STATED TASK:
Write out every line of the material exactly as it appears.

--- Begin INFORMATION SUPPLIED ---

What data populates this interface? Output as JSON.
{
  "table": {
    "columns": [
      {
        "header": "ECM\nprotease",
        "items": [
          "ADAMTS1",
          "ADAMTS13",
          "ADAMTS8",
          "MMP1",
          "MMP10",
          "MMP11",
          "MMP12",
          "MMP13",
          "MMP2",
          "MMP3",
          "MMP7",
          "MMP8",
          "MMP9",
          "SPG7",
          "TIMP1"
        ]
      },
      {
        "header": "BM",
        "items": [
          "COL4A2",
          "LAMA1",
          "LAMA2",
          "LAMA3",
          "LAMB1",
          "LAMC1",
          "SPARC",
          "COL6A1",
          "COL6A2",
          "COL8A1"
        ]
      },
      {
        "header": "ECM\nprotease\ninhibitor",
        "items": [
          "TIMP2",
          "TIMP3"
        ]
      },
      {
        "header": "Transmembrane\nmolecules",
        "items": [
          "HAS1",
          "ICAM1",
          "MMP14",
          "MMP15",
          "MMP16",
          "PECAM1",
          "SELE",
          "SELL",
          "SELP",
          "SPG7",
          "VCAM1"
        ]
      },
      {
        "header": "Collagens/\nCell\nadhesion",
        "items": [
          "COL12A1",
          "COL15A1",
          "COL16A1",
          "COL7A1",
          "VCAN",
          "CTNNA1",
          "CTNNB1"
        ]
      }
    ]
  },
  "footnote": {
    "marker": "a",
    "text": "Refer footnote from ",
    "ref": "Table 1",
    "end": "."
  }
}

--- End INFORMATION SUPPLIED ---

THE ANSWER:
What data populates this interface? Output as JSON.
{
  "table": {
    "columns": [
      {
        "header": "ECM\nprotease",
        "items": [
          "ADAMTS1",
          "ADAMTS13",
          "ADAMTS8",
          "MMP1",
          "MMP10",
          "MMP11",
          "MMP12",
          "MMP13",
          "MMP2",
          "MMP3",
          "MMP7",
          "MMP8",
          "MMP9",
          "SPG7",
          "TIMP1"
        ]
      },
      {
        "header": "BM",
        "items": [
          "COL4A2",
          "LAMA1",
          "LAMA2",
          "LAMA3",
          "LAMB1",
          "LAMC1",
          "SPARC",
          "COL6A1",
          "COL6A2",
          "COL8A1"
        ]
      },
      {
        "header": "ECM\nprotease\ninhibitor",
        "items": [
          "TIMP2",
          "TIMP3"
        ]
      },
      {
        "header": "Transmembrane\nmolecules",
        "items": [
          "HAS1",
          "ICAM1",
          "MMP14",
          "MMP15",
          "MMP16",
          "PECAM1",
          "SELE",
          "SELL",
          "SELP",
          "SPG7",
          "VCAM1"
        ]
      },
      {
        "header": "Collagens/\nCell\nadhesion",
        "items": [
          "COL12A1",
          "COL15A1",
          "COL16A1",
          "COL7A1",
          "VCAN",
          "CTNNA1",
          "CTNNB1"
        ]
      }
    ]
  },
  "footnote": {
    "marker": "a",
    "text": "Refer footnote from ",
    "ref": "Table 1",
    "end": "."
  }
}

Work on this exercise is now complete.